Figure dataset records
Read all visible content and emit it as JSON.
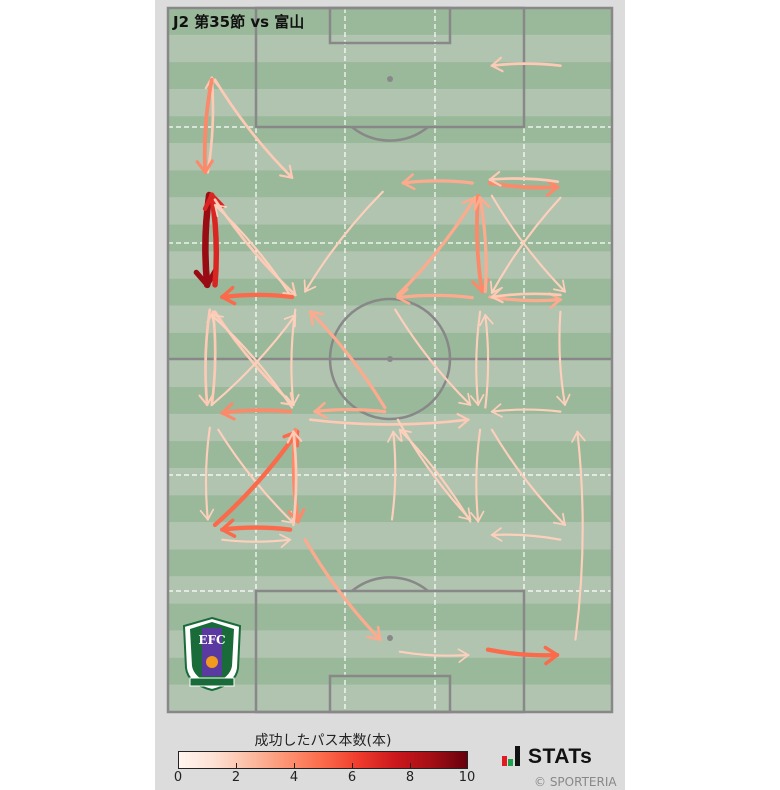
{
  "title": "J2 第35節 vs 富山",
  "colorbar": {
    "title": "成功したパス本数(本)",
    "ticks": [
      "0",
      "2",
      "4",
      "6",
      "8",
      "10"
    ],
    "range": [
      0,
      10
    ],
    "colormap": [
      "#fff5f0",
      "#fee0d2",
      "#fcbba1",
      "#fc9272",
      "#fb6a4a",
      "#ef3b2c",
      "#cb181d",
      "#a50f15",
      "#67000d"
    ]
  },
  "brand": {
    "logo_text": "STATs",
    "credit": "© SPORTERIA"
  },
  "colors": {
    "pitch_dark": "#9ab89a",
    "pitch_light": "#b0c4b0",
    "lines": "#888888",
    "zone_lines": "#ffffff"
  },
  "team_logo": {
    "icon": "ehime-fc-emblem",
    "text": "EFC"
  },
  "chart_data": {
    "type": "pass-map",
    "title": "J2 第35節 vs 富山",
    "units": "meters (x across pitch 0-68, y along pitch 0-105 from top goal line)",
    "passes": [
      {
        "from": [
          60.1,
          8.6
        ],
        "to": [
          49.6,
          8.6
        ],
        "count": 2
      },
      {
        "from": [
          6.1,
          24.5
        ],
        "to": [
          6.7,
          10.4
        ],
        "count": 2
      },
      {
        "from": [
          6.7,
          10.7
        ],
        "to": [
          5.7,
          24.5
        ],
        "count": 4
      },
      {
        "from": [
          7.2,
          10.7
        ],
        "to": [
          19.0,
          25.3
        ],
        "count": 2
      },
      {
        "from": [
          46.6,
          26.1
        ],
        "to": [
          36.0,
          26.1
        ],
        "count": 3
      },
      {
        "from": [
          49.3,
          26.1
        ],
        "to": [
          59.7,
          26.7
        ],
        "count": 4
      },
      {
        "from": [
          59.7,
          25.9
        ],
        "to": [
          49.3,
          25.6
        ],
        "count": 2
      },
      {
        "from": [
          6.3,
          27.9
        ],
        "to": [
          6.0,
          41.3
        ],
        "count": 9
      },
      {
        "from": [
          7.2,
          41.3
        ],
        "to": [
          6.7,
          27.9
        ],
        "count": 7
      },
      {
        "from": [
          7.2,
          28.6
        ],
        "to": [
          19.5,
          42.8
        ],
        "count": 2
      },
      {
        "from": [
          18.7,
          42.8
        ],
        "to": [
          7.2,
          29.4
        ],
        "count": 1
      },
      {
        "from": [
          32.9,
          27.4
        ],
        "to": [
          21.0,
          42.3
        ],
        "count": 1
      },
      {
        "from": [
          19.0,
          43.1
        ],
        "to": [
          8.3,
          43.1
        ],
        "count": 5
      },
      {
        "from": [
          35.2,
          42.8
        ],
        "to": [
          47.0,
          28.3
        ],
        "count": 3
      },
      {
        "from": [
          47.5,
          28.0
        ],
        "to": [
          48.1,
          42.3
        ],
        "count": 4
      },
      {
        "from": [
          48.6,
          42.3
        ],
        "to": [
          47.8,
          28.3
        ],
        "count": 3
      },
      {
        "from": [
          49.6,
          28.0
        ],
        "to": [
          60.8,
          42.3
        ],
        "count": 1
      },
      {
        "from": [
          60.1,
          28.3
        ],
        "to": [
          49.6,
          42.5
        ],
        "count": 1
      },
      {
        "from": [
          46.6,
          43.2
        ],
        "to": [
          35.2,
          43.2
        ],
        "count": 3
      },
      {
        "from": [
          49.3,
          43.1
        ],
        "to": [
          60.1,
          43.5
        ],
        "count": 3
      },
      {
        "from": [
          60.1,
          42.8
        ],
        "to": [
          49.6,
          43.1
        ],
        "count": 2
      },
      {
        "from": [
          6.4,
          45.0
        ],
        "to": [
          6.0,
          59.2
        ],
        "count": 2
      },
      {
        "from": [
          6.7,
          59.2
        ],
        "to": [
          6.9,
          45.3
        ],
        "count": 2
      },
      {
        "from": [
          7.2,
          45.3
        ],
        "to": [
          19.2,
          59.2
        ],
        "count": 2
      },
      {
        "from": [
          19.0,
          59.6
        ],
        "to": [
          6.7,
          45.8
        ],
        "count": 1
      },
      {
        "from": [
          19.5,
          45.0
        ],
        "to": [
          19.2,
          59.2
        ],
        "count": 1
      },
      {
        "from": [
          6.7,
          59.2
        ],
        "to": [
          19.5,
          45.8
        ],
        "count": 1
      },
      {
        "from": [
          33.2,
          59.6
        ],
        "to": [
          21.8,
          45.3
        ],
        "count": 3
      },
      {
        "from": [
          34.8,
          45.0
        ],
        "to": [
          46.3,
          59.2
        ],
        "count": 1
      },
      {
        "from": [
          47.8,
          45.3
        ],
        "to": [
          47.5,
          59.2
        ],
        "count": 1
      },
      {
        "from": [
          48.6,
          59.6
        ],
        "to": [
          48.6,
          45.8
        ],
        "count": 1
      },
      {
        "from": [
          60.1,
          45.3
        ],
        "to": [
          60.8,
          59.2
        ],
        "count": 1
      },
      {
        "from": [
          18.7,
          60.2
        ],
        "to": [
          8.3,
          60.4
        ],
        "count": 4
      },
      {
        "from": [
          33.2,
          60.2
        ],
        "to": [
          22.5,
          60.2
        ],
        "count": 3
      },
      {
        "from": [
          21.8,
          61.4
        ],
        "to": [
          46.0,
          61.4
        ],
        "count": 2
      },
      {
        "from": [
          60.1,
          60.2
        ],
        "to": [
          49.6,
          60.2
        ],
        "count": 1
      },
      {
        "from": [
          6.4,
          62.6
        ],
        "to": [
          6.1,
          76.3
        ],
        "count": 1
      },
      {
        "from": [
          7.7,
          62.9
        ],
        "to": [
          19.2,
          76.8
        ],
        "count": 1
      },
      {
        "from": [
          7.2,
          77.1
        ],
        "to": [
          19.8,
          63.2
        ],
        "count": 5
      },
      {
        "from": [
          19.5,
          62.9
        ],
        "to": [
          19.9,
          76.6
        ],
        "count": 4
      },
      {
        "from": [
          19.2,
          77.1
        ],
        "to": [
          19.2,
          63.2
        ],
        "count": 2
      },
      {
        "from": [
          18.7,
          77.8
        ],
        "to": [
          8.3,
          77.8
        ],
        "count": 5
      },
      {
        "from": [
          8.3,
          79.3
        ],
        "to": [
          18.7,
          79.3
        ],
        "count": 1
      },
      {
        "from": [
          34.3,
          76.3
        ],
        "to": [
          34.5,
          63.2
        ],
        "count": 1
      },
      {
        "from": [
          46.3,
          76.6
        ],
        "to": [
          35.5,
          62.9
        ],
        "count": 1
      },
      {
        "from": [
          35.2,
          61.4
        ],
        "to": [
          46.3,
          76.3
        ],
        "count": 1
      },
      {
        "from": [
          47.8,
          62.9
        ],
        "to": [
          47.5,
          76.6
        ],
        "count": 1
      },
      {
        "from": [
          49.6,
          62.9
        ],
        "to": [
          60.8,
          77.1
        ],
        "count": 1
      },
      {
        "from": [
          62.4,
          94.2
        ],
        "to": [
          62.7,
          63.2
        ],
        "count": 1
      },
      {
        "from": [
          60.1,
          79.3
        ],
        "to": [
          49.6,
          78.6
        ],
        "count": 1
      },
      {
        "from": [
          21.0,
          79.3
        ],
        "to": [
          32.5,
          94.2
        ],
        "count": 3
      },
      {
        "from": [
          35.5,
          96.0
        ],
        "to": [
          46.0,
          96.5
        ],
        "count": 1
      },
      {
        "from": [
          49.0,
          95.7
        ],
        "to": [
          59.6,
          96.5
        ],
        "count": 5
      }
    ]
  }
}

- Exercise objective -
Return all the entries word for word, but omit any pictures they contain.

- Task response -
Read all visible content and emit it as JSON.
{
  "title": "J2 第35節 vs 富山",
  "colorbar": {
    "title": "成功したパス本数(本)",
    "ticks": [
      "0",
      "2",
      "4",
      "6",
      "8",
      "10"
    ],
    "range": [
      0,
      10
    ],
    "colormap": [
      "#fff5f0",
      "#fee0d2",
      "#fcbba1",
      "#fc9272",
      "#fb6a4a",
      "#ef3b2c",
      "#cb181d",
      "#a50f15",
      "#67000d"
    ]
  },
  "brand": {
    "logo_text": "STATs",
    "credit": "© SPORTERIA"
  },
  "colors": {
    "pitch_dark": "#9ab89a",
    "pitch_light": "#b0c4b0",
    "lines": "#888888",
    "zone_lines": "#ffffff"
  },
  "team_logo": {
    "icon": "ehime-fc-emblem",
    "text": "EFC"
  },
  "chart_data": {
    "type": "pass-map",
    "title": "J2 第35節 vs 富山",
    "units": "meters (x across pitch 0-68, y along pitch 0-105 from top goal line)",
    "passes": [
      {
        "from": [
          60.1,
          8.6
        ],
        "to": [
          49.6,
          8.6
        ],
        "count": 2
      },
      {
        "from": [
          6.1,
          24.5
        ],
        "to": [
          6.7,
          10.4
        ],
        "count": 2
      },
      {
        "from": [
          6.7,
          10.7
        ],
        "to": [
          5.7,
          24.5
        ],
        "count": 4
      },
      {
        "from": [
          7.2,
          10.7
        ],
        "to": [
          19.0,
          25.3
        ],
        "count": 2
      },
      {
        "from": [
          46.6,
          26.1
        ],
        "to": [
          36.0,
          26.1
        ],
        "count": 3
      },
      {
        "from": [
          49.3,
          26.1
        ],
        "to": [
          59.7,
          26.7
        ],
        "count": 4
      },
      {
        "from": [
          59.7,
          25.9
        ],
        "to": [
          49.3,
          25.6
        ],
        "count": 2
      },
      {
        "from": [
          6.3,
          27.9
        ],
        "to": [
          6.0,
          41.3
        ],
        "count": 9
      },
      {
        "from": [
          7.2,
          41.3
        ],
        "to": [
          6.7,
          27.9
        ],
        "count": 7
      },
      {
        "from": [
          7.2,
          28.6
        ],
        "to": [
          19.5,
          42.8
        ],
        "count": 2
      },
      {
        "from": [
          18.7,
          42.8
        ],
        "to": [
          7.2,
          29.4
        ],
        "count": 1
      },
      {
        "from": [
          32.9,
          27.4
        ],
        "to": [
          21.0,
          42.3
        ],
        "count": 1
      },
      {
        "from": [
          19.0,
          43.1
        ],
        "to": [
          8.3,
          43.1
        ],
        "count": 5
      },
      {
        "from": [
          35.2,
          42.8
        ],
        "to": [
          47.0,
          28.3
        ],
        "count": 3
      },
      {
        "from": [
          47.5,
          28.0
        ],
        "to": [
          48.1,
          42.3
        ],
        "count": 4
      },
      {
        "from": [
          48.6,
          42.3
        ],
        "to": [
          47.8,
          28.3
        ],
        "count": 3
      },
      {
        "from": [
          49.6,
          28.0
        ],
        "to": [
          60.8,
          42.3
        ],
        "count": 1
      },
      {
        "from": [
          60.1,
          28.3
        ],
        "to": [
          49.6,
          42.5
        ],
        "count": 1
      },
      {
        "from": [
          46.6,
          43.2
        ],
        "to": [
          35.2,
          43.2
        ],
        "count": 3
      },
      {
        "from": [
          49.3,
          43.1
        ],
        "to": [
          60.1,
          43.5
        ],
        "count": 3
      },
      {
        "from": [
          60.1,
          42.8
        ],
        "to": [
          49.6,
          43.1
        ],
        "count": 2
      },
      {
        "from": [
          6.4,
          45.0
        ],
        "to": [
          6.0,
          59.2
        ],
        "count": 2
      },
      {
        "from": [
          6.7,
          59.2
        ],
        "to": [
          6.9,
          45.3
        ],
        "count": 2
      },
      {
        "from": [
          7.2,
          45.3
        ],
        "to": [
          19.2,
          59.2
        ],
        "count": 2
      },
      {
        "from": [
          19.0,
          59.6
        ],
        "to": [
          6.7,
          45.8
        ],
        "count": 1
      },
      {
        "from": [
          19.5,
          45.0
        ],
        "to": [
          19.2,
          59.2
        ],
        "count": 1
      },
      {
        "from": [
          6.7,
          59.2
        ],
        "to": [
          19.5,
          45.8
        ],
        "count": 1
      },
      {
        "from": [
          33.2,
          59.6
        ],
        "to": [
          21.8,
          45.3
        ],
        "count": 3
      },
      {
        "from": [
          34.8,
          45.0
        ],
        "to": [
          46.3,
          59.2
        ],
        "count": 1
      },
      {
        "from": [
          47.8,
          45.3
        ],
        "to": [
          47.5,
          59.2
        ],
        "count": 1
      },
      {
        "from": [
          48.6,
          59.6
        ],
        "to": [
          48.6,
          45.8
        ],
        "count": 1
      },
      {
        "from": [
          60.1,
          45.3
        ],
        "to": [
          60.8,
          59.2
        ],
        "count": 1
      },
      {
        "from": [
          18.7,
          60.2
        ],
        "to": [
          8.3,
          60.4
        ],
        "count": 4
      },
      {
        "from": [
          33.2,
          60.2
        ],
        "to": [
          22.5,
          60.2
        ],
        "count": 3
      },
      {
        "from": [
          21.8,
          61.4
        ],
        "to": [
          46.0,
          61.4
        ],
        "count": 2
      },
      {
        "from": [
          60.1,
          60.2
        ],
        "to": [
          49.6,
          60.2
        ],
        "count": 1
      },
      {
        "from": [
          6.4,
          62.6
        ],
        "to": [
          6.1,
          76.3
        ],
        "count": 1
      },
      {
        "from": [
          7.7,
          62.9
        ],
        "to": [
          19.2,
          76.8
        ],
        "count": 1
      },
      {
        "from": [
          7.2,
          77.1
        ],
        "to": [
          19.8,
          63.2
        ],
        "count": 5
      },
      {
        "from": [
          19.5,
          62.9
        ],
        "to": [
          19.9,
          76.6
        ],
        "count": 4
      },
      {
        "from": [
          19.2,
          77.1
        ],
        "to": [
          19.2,
          63.2
        ],
        "count": 2
      },
      {
        "from": [
          18.7,
          77.8
        ],
        "to": [
          8.3,
          77.8
        ],
        "count": 5
      },
      {
        "from": [
          8.3,
          79.3
        ],
        "to": [
          18.7,
          79.3
        ],
        "count": 1
      },
      {
        "from": [
          34.3,
          76.3
        ],
        "to": [
          34.5,
          63.2
        ],
        "count": 1
      },
      {
        "from": [
          46.3,
          76.6
        ],
        "to": [
          35.5,
          62.9
        ],
        "count": 1
      },
      {
        "from": [
          35.2,
          61.4
        ],
        "to": [
          46.3,
          76.3
        ],
        "count": 1
      },
      {
        "from": [
          47.8,
          62.9
        ],
        "to": [
          47.5,
          76.6
        ],
        "count": 1
      },
      {
        "from": [
          49.6,
          62.9
        ],
        "to": [
          60.8,
          77.1
        ],
        "count": 1
      },
      {
        "from": [
          62.4,
          94.2
        ],
        "to": [
          62.7,
          63.2
        ],
        "count": 1
      },
      {
        "from": [
          60.1,
          79.3
        ],
        "to": [
          49.6,
          78.6
        ],
        "count": 1
      },
      {
        "from": [
          21.0,
          79.3
        ],
        "to": [
          32.5,
          94.2
        ],
        "count": 3
      },
      {
        "from": [
          35.5,
          96.0
        ],
        "to": [
          46.0,
          96.5
        ],
        "count": 1
      },
      {
        "from": [
          49.0,
          95.7
        ],
        "to": [
          59.6,
          96.5
        ],
        "count": 5
      }
    ]
  }
}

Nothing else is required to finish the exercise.